* _LISTED ENTRIES_
====
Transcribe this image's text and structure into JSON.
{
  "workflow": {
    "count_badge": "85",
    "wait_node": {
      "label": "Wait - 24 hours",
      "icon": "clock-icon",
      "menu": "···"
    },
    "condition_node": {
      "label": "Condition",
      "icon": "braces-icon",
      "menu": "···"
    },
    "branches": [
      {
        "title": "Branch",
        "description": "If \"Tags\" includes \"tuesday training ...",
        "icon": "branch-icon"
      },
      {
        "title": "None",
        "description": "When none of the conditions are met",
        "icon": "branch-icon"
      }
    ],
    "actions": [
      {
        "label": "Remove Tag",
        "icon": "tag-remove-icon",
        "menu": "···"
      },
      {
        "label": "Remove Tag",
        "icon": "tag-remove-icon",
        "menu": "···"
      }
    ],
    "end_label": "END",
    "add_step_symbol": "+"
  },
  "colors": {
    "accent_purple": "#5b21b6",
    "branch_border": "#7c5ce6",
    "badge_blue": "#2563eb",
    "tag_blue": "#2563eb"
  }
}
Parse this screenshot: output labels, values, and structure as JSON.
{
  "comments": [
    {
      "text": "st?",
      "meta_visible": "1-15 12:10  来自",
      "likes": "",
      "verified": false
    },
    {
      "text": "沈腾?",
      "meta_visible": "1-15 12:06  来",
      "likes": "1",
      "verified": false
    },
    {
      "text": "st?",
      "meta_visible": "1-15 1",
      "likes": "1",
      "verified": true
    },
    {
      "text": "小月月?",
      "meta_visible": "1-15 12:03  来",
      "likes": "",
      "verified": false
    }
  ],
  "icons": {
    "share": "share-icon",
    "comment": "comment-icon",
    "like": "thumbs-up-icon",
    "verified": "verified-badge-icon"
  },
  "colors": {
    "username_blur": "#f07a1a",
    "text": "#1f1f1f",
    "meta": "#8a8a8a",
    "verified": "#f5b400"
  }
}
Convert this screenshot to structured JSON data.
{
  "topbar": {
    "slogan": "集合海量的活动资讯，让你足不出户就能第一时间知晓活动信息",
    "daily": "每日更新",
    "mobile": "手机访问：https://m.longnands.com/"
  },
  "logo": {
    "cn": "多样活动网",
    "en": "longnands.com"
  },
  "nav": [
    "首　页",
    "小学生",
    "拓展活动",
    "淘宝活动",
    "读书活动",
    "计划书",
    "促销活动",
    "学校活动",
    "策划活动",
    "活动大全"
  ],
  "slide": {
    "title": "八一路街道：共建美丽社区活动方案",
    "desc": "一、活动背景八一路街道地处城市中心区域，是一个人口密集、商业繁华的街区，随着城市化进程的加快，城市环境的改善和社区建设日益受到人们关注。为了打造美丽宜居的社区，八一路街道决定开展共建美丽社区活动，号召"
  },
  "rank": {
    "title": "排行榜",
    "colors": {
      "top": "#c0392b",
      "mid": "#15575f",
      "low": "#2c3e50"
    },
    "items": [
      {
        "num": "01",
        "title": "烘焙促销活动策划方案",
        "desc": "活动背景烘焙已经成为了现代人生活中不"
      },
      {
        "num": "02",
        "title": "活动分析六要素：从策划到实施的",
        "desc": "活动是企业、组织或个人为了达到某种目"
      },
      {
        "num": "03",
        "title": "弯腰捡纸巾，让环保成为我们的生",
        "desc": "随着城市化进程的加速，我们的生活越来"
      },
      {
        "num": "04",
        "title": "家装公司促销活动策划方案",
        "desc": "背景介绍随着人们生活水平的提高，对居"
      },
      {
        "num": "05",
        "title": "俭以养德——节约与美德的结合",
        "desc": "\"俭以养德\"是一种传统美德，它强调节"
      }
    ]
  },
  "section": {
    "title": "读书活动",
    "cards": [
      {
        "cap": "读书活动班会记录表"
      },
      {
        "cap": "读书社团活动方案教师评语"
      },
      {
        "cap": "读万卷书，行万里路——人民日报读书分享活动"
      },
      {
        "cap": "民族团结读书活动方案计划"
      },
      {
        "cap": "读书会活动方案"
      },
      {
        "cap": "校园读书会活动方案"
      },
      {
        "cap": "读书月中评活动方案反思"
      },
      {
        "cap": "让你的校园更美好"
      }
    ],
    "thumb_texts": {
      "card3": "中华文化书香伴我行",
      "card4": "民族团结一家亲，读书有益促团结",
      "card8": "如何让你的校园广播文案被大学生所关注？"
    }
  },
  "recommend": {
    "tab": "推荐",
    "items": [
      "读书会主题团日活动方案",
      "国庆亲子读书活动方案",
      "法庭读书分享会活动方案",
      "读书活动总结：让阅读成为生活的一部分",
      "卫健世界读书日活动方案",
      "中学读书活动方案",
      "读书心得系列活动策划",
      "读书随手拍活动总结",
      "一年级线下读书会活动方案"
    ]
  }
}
====
Look for the word "JSON" in every line of the listing and copy the lines that have it.

Transcribe this image's text and structure into JSON.
Parse this screenshot: output labels, values, and structure as JSON.
Convert this screenshot to structured JSON data.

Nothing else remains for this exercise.